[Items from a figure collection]
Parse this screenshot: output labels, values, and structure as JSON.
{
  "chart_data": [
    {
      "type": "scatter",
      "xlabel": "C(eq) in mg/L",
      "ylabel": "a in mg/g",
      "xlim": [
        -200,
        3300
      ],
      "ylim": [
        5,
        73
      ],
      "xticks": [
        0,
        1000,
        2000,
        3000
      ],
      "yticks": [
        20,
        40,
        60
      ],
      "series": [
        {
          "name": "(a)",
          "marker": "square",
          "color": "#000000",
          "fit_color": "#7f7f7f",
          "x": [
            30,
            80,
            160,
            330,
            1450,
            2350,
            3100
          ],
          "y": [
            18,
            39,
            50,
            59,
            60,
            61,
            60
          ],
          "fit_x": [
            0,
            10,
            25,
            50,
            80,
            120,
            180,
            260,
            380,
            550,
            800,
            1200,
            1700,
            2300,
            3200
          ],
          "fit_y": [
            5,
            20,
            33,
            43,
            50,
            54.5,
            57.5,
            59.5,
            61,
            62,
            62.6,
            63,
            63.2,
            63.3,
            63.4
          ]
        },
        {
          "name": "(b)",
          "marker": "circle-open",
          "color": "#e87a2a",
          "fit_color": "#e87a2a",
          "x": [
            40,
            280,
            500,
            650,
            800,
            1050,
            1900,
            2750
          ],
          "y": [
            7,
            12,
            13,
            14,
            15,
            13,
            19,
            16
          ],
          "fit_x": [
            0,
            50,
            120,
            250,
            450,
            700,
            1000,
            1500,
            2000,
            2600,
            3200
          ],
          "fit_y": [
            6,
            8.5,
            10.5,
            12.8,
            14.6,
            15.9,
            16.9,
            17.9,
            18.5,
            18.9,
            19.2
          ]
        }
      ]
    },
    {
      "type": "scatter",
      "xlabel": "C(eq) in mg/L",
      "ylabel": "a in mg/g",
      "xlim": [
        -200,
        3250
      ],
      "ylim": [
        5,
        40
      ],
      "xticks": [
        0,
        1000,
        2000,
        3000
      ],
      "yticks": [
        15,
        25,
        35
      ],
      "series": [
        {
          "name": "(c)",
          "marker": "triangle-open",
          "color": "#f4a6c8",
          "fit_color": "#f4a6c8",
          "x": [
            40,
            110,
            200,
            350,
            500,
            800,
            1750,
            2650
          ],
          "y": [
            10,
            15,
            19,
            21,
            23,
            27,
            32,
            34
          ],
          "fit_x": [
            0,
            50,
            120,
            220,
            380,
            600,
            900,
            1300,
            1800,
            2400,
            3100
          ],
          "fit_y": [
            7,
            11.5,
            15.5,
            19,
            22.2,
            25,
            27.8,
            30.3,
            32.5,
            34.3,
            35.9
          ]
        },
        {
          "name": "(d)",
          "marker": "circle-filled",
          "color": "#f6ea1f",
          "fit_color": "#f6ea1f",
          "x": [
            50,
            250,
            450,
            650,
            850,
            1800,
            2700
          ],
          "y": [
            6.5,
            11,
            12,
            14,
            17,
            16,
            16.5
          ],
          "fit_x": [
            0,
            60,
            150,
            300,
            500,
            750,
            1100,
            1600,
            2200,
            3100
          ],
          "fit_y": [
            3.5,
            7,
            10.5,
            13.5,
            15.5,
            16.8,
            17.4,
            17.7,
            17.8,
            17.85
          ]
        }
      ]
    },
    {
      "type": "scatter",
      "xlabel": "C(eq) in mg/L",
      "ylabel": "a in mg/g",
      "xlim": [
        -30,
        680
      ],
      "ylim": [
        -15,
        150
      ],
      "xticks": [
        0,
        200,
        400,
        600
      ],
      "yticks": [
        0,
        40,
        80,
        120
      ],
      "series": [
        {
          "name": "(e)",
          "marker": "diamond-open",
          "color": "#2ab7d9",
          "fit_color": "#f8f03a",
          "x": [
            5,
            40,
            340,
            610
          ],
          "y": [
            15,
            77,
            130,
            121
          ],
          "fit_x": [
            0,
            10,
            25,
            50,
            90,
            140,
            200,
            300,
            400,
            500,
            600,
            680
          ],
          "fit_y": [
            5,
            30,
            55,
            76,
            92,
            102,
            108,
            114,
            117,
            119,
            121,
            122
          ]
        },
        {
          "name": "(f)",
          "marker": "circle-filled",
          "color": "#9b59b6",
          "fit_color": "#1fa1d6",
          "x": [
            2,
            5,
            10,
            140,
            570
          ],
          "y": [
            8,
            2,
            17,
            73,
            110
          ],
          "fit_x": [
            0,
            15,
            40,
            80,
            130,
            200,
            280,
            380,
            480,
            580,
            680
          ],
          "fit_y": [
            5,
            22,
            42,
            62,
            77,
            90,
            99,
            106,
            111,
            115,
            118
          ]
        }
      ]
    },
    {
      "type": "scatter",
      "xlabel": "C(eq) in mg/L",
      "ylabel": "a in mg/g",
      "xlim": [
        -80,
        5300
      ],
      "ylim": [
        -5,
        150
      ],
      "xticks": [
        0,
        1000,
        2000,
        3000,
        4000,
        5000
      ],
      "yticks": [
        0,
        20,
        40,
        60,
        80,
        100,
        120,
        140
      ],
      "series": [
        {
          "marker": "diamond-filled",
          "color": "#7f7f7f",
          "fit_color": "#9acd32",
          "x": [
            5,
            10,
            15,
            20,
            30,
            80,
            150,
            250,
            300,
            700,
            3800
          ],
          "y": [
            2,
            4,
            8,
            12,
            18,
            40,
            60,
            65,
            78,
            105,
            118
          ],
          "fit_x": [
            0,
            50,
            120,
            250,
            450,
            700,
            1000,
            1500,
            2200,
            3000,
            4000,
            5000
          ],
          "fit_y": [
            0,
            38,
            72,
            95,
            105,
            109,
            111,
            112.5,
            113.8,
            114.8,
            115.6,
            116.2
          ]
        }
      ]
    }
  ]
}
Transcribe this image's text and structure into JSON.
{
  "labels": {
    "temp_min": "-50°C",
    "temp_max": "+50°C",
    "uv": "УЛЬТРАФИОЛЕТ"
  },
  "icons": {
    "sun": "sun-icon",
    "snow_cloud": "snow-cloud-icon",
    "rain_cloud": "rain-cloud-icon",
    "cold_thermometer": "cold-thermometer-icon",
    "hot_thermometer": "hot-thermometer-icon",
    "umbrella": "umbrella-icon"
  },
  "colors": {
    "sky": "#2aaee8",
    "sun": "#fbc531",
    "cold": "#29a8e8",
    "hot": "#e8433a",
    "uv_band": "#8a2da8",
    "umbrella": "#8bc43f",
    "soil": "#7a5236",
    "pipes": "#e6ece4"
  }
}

Work to complete: Print all the data exactly.

Task solution:
Parse this screenshot: output labels, values, and structure as JSON.
{
  "chart_data": [
    {
      "type": "scatter",
      "xlabel": "C(eq) in mg/L",
      "ylabel": "a in mg/g",
      "xlim": [
        -200,
        3300
      ],
      "ylim": [
        5,
        73
      ],
      "xticks": [
        0,
        1000,
        2000,
        3000
      ],
      "yticks": [
        20,
        40,
        60
      ],
      "series": [
        {
          "name": "(a)",
          "marker": "square",
          "color": "#000000",
          "fit_color": "#7f7f7f",
          "x": [
            30,
            80,
            160,
            330,
            1450,
            2350,
            3100
          ],
          "y": [
            18,
            39,
            50,
            59,
            60,
            61,
            60
          ],
          "fit_x": [
            0,
            10,
            25,
            50,
            80,
            120,
            180,
            260,
            380,
            550,
            800,
            1200,
            1700,
            2300,
            3200
          ],
          "fit_y": [
            5,
            20,
            33,
            43,
            50,
            54.5,
            57.5,
            59.5,
            61,
            62,
            62.6,
            63,
            63.2,
            63.3,
            63.4
          ]
        },
        {
          "name": "(b)",
          "marker": "circle-open",
          "color": "#e87a2a",
          "fit_color": "#e87a2a",
          "x": [
            40,
            280,
            500,
            650,
            800,
            1050,
            1900,
            2750
          ],
          "y": [
            7,
            12,
            13,
            14,
            15,
            13,
            19,
            16
          ],
          "fit_x": [
            0,
            50,
            120,
            250,
            450,
            700,
            1000,
            1500,
            2000,
            2600,
            3200
          ],
          "fit_y": [
            6,
            8.5,
            10.5,
            12.8,
            14.6,
            15.9,
            16.9,
            17.9,
            18.5,
            18.9,
            19.2
          ]
        }
      ]
    },
    {
      "type": "scatter",
      "xlabel": "C(eq) in mg/L",
      "ylabel": "a in mg/g",
      "xlim": [
        -200,
        3250
      ],
      "ylim": [
        5,
        40
      ],
      "xticks": [
        0,
        1000,
        2000,
        3000
      ],
      "yticks": [
        15,
        25,
        35
      ],
      "series": [
        {
          "name": "(c)",
          "marker": "triangle-open",
          "color": "#f4a6c8",
          "fit_color": "#f4a6c8",
          "x": [
            40,
            110,
            200,
            350,
            500,
            800,
            1750,
            2650
          ],
          "y": [
            10,
            15,
            19,
            21,
            23,
            27,
            32,
            34
          ],
          "fit_x": [
            0,
            50,
            120,
            220,
            380,
            600,
            900,
            1300,
            1800,
            2400,
            3100
          ],
          "fit_y": [
            7,
            11.5,
            15.5,
            19,
            22.2,
            25,
            27.8,
            30.3,
            32.5,
            34.3,
            35.9
          ]
        },
        {
          "name": "(d)",
          "marker": "circle-filled",
          "color": "#f6ea1f",
          "fit_color": "#f6ea1f",
          "x": [
            50,
            250,
            450,
            650,
            850,
            1800,
            2700
          ],
          "y": [
            6.5,
            11,
            12,
            14,
            17,
            16,
            16.5
          ],
          "fit_x": [
            0,
            60,
            150,
            300,
            500,
            750,
            1100,
            1600,
            2200,
            3100
          ],
          "fit_y": [
            3.5,
            7,
            10.5,
            13.5,
            15.5,
            16.8,
            17.4,
            17.7,
            17.8,
            17.85
          ]
        }
      ]
    },
    {
      "type": "scatter",
      "xlabel": "C(eq) in mg/L",
      "ylabel": "a in mg/g",
      "xlim": [
        -30,
        680
      ],
      "ylim": [
        -15,
        150
      ],
      "xticks": [
        0,
        200,
        400,
        600
      ],
      "yticks": [
        0,
        40,
        80,
        120
      ],
      "series": [
        {
          "name": "(e)",
          "marker": "diamond-open",
          "color": "#2ab7d9",
          "fit_color": "#f8f03a",
          "x": [
            5,
            40,
            340,
            610
          ],
          "y": [
            15,
            77,
            130,
            121
          ],
          "fit_x": [
            0,
            10,
            25,
            50,
            90,
            140,
            200,
            300,
            400,
            500,
            600,
            680
          ],
          "fit_y": [
            5,
            30,
            55,
            76,
            92,
            102,
            108,
            114,
            117,
            119,
            121,
            122
          ]
        },
        {
          "name": "(f)",
          "marker": "circle-filled",
          "color": "#9b59b6",
          "fit_color": "#1fa1d6",
          "x": [
            2,
            5,
            10,
            140,
            570
          ],
          "y": [
            8,
            2,
            17,
            73,
            110
          ],
          "fit_x": [
            0,
            15,
            40,
            80,
            130,
            200,
            280,
            380,
            480,
            580,
            680
          ],
          "fit_y": [
            5,
            22,
            42,
            62,
            77,
            90,
            99,
            106,
            111,
            115,
            118
          ]
        }
      ]
    },
    {
      "type": "scatter",
      "xlabel": "C(eq) in mg/L",
      "ylabel": "a in mg/g",
      "xlim": [
        -80,
        5300
      ],
      "ylim": [
        -5,
        150
      ],
      "xticks": [
        0,
        1000,
        2000,
        3000,
        4000,
        5000
      ],
      "yticks": [
        0,
        20,
        40,
        60,
        80,
        100,
        120,
        140
      ],
      "series": [
        {
          "marker": "diamond-filled",
          "color": "#7f7f7f",
          "fit_color": "#9acd32",
          "x": [
            5,
            10,
            15,
            20,
            30,
            80,
            150,
            250,
            300,
            700,
            3800
          ],
          "y": [
            2,
            4,
            8,
            12,
            18,
            40,
            60,
            65,
            78,
            105,
            118
          ],
          "fit_x": [
            0,
            50,
            120,
            250,
            450,
            700,
            1000,
            1500,
            2200,
            3000,
            4000,
            5000
          ],
          "fit_y": [
            0,
            38,
            72,
            95,
            105,
            109,
            111,
            112.5,
            113.8,
            114.8,
            115.6,
            116.2
          ]
        }
      ]
    }
  ]
}
Transcribe this image's text and structure into JSON.
{
  "labels": {
    "temp_min": "-50°C",
    "temp_max": "+50°C",
    "uv": "УЛЬТРАФИОЛЕТ"
  },
  "icons": {
    "sun": "sun-icon",
    "snow_cloud": "snow-cloud-icon",
    "rain_cloud": "rain-cloud-icon",
    "cold_thermometer": "cold-thermometer-icon",
    "hot_thermometer": "hot-thermometer-icon",
    "umbrella": "umbrella-icon"
  },
  "colors": {
    "sky": "#2aaee8",
    "sun": "#fbc531",
    "cold": "#29a8e8",
    "hot": "#e8433a",
    "uv_band": "#8a2da8",
    "umbrella": "#8bc43f",
    "soil": "#7a5236",
    "pipes": "#e6ece4"
  }
}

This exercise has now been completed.